▸ Your instructions
Across the material below, how many lines contain the word "Andersdotter"? Give only the number.

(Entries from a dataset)
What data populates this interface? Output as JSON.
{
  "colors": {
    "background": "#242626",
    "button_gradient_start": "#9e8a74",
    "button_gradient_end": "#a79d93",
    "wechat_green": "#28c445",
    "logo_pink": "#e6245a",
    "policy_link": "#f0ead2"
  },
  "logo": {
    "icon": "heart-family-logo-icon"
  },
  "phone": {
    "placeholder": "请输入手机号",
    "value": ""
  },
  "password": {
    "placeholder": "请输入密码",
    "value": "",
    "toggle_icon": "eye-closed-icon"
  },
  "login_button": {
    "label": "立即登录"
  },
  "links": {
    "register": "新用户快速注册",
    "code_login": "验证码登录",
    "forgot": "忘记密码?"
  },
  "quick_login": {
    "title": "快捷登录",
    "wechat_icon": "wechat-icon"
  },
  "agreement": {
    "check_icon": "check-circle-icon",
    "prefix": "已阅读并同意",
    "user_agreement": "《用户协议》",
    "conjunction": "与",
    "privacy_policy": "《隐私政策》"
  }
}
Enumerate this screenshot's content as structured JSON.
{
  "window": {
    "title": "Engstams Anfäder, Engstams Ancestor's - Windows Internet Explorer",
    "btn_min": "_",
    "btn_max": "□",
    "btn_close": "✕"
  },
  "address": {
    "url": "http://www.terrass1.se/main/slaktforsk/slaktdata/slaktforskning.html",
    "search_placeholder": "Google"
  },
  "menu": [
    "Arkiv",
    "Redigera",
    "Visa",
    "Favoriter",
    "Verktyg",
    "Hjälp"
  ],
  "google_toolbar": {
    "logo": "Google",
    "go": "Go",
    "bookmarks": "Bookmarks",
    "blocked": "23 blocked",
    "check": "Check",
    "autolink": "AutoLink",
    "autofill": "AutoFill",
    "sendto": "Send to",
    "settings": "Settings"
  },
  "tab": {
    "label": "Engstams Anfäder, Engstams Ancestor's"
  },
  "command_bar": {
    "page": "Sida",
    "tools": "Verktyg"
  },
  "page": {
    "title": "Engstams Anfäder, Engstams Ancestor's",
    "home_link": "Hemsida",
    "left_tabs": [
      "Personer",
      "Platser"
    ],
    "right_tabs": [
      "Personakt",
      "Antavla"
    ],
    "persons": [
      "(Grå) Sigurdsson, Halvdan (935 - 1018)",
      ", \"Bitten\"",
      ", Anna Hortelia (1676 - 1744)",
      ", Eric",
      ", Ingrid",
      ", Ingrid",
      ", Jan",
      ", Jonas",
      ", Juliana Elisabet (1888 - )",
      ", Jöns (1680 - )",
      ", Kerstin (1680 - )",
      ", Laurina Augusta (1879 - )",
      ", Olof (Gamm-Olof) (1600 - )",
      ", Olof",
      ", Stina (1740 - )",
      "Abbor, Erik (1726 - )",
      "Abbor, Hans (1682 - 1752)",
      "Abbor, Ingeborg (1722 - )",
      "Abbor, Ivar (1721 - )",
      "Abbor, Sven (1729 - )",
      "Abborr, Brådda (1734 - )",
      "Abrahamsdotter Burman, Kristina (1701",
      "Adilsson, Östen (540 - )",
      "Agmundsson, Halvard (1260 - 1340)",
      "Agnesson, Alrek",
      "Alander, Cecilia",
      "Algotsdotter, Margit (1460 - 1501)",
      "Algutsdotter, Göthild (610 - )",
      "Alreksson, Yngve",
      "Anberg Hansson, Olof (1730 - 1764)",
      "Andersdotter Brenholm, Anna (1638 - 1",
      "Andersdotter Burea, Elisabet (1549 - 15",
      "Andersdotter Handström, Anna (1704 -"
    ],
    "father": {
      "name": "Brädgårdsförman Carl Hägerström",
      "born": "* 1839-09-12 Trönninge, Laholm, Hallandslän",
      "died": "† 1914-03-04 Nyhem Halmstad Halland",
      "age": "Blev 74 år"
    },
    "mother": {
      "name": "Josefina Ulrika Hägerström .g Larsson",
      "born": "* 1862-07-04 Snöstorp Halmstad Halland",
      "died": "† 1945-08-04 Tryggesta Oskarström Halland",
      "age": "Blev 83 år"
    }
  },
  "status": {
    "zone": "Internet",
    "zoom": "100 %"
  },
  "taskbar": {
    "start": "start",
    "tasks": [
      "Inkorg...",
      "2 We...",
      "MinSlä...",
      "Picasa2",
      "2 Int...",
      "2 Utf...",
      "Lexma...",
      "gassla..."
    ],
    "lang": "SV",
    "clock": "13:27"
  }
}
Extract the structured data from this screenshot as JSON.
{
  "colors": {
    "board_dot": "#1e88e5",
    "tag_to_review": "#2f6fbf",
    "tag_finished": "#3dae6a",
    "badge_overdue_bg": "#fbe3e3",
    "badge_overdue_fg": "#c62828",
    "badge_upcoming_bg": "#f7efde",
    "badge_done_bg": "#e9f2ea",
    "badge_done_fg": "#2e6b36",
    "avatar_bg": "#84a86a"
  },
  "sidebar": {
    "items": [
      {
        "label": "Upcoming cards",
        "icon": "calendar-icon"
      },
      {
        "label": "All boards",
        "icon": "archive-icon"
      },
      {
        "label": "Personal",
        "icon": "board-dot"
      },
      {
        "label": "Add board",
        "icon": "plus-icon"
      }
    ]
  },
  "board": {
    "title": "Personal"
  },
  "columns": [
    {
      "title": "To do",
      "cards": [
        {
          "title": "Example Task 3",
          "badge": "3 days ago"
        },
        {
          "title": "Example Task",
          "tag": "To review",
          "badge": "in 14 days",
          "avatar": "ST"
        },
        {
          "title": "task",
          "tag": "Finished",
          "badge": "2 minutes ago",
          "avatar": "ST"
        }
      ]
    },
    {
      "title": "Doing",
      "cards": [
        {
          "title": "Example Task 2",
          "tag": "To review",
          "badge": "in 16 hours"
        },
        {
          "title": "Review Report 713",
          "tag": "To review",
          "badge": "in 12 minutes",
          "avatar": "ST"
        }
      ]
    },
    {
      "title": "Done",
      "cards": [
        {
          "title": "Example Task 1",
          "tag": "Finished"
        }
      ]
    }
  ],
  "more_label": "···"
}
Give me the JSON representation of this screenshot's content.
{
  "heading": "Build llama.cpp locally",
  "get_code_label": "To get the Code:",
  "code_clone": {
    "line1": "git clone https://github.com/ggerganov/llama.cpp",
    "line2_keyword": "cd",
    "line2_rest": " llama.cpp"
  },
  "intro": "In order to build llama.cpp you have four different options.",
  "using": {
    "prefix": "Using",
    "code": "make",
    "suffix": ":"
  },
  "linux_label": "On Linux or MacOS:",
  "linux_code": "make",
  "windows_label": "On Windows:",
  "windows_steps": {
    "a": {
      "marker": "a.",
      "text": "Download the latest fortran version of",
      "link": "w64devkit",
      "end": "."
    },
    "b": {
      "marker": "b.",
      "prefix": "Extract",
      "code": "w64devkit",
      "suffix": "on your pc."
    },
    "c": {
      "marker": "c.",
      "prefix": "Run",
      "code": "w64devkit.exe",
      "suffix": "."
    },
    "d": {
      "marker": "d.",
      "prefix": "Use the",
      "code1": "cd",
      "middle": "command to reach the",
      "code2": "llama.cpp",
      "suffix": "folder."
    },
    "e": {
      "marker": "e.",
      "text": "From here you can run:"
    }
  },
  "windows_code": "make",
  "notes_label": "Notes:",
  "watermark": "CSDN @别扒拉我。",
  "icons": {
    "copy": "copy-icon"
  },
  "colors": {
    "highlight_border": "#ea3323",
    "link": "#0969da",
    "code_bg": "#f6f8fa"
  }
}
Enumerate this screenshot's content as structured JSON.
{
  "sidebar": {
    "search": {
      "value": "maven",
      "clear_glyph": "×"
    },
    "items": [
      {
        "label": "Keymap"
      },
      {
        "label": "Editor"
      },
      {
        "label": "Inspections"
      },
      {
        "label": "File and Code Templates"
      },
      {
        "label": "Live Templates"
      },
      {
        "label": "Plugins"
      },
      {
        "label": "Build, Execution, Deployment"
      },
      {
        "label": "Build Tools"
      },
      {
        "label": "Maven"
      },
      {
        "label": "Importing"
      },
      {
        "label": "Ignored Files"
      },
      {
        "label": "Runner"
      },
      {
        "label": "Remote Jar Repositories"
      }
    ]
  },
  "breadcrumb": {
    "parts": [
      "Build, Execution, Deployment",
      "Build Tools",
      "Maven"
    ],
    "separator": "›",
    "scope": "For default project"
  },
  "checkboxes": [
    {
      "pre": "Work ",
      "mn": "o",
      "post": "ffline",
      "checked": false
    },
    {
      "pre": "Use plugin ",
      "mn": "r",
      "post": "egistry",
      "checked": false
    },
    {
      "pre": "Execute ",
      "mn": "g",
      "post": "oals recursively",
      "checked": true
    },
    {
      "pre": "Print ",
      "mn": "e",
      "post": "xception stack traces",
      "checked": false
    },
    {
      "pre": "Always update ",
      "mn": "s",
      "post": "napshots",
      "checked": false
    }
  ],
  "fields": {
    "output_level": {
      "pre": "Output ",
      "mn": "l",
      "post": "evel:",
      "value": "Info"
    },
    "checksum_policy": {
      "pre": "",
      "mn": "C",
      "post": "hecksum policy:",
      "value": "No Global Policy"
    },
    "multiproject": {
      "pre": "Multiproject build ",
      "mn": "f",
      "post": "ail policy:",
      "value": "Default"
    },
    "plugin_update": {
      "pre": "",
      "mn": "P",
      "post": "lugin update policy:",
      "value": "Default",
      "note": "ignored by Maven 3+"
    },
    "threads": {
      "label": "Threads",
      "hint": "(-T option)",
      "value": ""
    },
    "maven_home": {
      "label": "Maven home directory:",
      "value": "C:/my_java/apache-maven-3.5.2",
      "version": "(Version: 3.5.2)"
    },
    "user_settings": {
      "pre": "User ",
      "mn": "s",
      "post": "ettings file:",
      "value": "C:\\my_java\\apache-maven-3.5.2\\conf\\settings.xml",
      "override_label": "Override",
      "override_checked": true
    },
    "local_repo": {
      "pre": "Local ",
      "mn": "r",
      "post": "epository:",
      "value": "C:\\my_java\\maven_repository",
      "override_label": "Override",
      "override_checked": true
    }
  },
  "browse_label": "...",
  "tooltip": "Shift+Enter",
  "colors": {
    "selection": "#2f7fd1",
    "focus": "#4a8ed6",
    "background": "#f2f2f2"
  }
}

▸ Worked answer
3